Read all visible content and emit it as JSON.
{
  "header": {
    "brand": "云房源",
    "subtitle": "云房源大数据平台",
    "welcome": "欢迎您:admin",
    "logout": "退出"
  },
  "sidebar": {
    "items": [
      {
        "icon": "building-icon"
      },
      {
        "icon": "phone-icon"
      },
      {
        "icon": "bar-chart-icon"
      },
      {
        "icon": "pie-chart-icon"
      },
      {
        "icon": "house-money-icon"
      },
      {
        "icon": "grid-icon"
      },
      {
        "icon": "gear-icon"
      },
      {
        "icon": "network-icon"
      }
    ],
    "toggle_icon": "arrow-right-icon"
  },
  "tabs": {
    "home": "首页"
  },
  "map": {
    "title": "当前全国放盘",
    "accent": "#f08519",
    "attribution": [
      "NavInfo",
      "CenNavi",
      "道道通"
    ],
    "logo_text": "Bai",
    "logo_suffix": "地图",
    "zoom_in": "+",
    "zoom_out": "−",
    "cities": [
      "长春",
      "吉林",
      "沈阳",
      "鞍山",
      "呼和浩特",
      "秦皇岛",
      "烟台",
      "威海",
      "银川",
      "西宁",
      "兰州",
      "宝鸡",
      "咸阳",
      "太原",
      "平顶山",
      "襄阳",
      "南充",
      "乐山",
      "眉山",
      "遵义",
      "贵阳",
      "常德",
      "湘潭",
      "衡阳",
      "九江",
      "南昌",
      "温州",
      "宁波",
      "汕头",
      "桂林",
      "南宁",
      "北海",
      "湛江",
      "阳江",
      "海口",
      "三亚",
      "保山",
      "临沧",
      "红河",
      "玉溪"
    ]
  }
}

**Problem details:** Reproduce all of the entries word for word.

**Response to this exercise:**
Read all visible content and emit it as JSON.
{
  "header": {
    "brand": "云房源",
    "subtitle": "云房源大数据平台",
    "welcome": "欢迎您:admin",
    "logout": "退出"
  },
  "sidebar": {
    "items": [
      {
        "icon": "building-icon"
      },
      {
        "icon": "phone-icon"
      },
      {
        "icon": "bar-chart-icon"
      },
      {
        "icon": "pie-chart-icon"
      },
      {
        "icon": "house-money-icon"
      },
      {
        "icon": "grid-icon"
      },
      {
        "icon": "gear-icon"
      },
      {
        "icon": "network-icon"
      }
    ],
    "toggle_icon": "arrow-right-icon"
  },
  "tabs": {
    "home": "首页"
  },
  "map": {
    "title": "当前全国放盘",
    "accent": "#f08519",
    "attribution": [
      "NavInfo",
      "CenNavi",
      "道道通"
    ],
    "logo_text": "Bai",
    "logo_suffix": "地图",
    "zoom_in": "+",
    "zoom_out": "−",
    "cities": [
      "长春",
      "吉林",
      "沈阳",
      "鞍山",
      "呼和浩特",
      "秦皇岛",
      "烟台",
      "威海",
      "银川",
      "西宁",
      "兰州",
      "宝鸡",
      "咸阳",
      "太原",
      "平顶山",
      "襄阳",
      "南充",
      "乐山",
      "眉山",
      "遵义",
      "贵阳",
      "常德",
      "湘潭",
      "衡阳",
      "九江",
      "南昌",
      "温州",
      "宁波",
      "汕头",
      "桂林",
      "南宁",
      "北海",
      "湛江",
      "阳江",
      "海口",
      "三亚",
      "保山",
      "临沧",
      "红河",
      "玉溪"
    ]
  }
}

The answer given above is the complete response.